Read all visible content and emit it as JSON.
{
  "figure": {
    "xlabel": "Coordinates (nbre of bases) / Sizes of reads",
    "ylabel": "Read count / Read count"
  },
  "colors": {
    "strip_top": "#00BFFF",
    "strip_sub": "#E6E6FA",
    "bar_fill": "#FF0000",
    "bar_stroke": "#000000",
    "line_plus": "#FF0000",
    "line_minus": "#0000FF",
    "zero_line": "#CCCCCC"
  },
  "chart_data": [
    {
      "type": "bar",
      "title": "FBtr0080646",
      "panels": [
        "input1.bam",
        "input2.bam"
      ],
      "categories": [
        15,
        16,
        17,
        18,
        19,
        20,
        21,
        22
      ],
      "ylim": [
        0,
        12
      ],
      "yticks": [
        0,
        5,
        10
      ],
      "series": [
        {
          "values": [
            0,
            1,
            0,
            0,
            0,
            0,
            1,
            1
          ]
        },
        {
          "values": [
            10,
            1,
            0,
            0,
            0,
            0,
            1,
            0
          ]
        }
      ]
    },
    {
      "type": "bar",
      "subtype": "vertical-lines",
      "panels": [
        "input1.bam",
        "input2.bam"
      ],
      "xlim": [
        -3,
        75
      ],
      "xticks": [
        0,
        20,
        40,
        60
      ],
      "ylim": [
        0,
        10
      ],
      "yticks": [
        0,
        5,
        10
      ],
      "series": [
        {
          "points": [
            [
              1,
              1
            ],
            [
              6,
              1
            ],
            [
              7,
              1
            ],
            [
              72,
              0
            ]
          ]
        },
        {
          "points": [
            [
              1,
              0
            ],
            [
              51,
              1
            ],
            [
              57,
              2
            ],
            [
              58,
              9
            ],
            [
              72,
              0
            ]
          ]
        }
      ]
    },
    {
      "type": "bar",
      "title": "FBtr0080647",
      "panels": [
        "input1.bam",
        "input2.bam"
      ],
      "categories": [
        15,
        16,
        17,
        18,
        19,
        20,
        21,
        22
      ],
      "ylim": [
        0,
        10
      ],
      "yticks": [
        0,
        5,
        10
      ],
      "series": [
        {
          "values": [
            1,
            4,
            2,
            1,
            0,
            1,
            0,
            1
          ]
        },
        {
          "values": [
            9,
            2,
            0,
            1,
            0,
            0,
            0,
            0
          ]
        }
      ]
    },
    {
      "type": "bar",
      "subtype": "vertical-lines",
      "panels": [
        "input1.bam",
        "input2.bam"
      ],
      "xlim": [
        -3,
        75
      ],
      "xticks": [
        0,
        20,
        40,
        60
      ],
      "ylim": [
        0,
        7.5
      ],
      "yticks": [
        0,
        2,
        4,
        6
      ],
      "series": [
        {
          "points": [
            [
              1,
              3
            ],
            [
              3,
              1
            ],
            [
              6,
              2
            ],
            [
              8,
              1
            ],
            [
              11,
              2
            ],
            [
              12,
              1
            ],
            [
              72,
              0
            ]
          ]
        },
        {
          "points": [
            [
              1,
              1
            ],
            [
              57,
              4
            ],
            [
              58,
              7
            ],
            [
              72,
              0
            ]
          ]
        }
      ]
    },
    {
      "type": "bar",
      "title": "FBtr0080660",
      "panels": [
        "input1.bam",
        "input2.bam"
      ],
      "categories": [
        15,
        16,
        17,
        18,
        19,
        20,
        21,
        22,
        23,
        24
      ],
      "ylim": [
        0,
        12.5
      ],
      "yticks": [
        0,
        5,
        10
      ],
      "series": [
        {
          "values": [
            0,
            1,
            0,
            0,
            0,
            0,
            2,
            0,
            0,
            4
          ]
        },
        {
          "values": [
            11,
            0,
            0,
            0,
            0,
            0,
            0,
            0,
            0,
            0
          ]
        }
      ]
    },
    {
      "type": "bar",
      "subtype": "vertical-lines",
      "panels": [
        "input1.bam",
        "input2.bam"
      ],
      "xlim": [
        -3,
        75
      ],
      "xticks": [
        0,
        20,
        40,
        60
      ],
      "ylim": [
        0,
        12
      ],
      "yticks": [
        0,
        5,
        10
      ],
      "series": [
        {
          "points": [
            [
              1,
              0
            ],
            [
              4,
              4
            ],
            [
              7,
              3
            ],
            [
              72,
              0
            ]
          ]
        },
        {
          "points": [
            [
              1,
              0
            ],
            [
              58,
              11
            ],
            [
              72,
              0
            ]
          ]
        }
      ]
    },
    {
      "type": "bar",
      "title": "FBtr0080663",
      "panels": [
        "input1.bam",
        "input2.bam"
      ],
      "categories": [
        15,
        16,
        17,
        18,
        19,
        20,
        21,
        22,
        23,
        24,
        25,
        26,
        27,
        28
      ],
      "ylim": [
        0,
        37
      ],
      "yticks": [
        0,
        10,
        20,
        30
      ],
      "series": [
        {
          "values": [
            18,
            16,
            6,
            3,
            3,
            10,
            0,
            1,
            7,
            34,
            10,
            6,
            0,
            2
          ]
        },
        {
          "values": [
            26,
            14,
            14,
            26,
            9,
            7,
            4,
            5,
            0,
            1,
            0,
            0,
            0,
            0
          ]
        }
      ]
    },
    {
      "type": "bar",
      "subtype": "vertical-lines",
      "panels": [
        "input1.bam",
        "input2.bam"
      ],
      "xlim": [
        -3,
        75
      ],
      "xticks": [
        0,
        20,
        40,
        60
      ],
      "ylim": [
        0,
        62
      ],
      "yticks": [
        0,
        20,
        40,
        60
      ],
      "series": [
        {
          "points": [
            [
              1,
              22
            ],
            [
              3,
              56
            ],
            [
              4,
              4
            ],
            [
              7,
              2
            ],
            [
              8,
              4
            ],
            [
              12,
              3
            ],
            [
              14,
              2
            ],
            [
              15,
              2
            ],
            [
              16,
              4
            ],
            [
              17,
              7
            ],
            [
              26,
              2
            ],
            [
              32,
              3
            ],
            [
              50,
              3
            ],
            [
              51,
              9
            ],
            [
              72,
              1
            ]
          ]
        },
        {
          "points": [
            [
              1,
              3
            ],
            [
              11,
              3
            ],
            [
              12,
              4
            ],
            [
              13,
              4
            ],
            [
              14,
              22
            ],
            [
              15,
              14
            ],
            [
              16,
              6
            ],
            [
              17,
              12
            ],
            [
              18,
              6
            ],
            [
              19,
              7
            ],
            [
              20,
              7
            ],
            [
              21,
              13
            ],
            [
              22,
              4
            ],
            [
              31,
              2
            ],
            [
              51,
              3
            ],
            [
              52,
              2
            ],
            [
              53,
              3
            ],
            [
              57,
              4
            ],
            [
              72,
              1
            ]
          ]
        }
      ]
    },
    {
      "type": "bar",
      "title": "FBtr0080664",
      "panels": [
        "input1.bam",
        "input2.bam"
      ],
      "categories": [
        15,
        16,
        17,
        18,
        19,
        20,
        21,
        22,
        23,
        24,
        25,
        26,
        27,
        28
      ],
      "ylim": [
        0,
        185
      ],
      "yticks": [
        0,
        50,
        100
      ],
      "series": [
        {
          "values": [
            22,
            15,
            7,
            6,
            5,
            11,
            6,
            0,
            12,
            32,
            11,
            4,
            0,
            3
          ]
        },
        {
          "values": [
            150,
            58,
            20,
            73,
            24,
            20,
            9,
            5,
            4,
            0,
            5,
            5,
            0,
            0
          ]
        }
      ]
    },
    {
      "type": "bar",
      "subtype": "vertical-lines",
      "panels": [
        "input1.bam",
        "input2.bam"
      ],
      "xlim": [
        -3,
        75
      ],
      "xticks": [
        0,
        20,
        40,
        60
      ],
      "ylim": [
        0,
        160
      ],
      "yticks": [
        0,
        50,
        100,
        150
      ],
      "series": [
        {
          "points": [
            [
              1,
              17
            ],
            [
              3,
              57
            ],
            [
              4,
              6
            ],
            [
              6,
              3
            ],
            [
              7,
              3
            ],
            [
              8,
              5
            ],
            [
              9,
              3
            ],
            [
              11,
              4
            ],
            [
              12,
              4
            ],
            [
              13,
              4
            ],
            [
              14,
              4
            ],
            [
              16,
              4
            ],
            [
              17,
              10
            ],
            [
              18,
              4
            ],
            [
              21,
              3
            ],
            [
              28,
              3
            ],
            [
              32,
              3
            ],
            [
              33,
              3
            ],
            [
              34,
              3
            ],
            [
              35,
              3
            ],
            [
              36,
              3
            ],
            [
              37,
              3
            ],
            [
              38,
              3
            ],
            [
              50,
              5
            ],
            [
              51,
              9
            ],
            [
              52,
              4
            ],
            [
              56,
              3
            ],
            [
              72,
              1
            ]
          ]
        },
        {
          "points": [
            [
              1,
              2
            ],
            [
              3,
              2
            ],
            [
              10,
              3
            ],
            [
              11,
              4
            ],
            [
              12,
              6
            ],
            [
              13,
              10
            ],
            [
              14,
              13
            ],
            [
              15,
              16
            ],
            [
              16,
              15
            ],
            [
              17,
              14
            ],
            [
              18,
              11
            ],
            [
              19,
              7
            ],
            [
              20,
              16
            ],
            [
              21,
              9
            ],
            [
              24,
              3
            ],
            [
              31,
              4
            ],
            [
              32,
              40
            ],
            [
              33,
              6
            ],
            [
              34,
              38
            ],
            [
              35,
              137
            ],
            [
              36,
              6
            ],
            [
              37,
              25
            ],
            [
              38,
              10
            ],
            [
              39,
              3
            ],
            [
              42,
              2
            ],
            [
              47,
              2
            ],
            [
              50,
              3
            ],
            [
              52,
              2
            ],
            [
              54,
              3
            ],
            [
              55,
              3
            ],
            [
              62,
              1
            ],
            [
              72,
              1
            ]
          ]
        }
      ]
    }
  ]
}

● ● ● ● ● ● ●

▶ _Task instructions_
In the material above, find each line that contains the word "title", and select it.

▶ _Answer_
      "title": "FBtr0080646",
      "title": "FBtr0080647",
      "title": "FBtr0080660",
      "title": "FBtr0080663",
      "title": "FBtr0080664",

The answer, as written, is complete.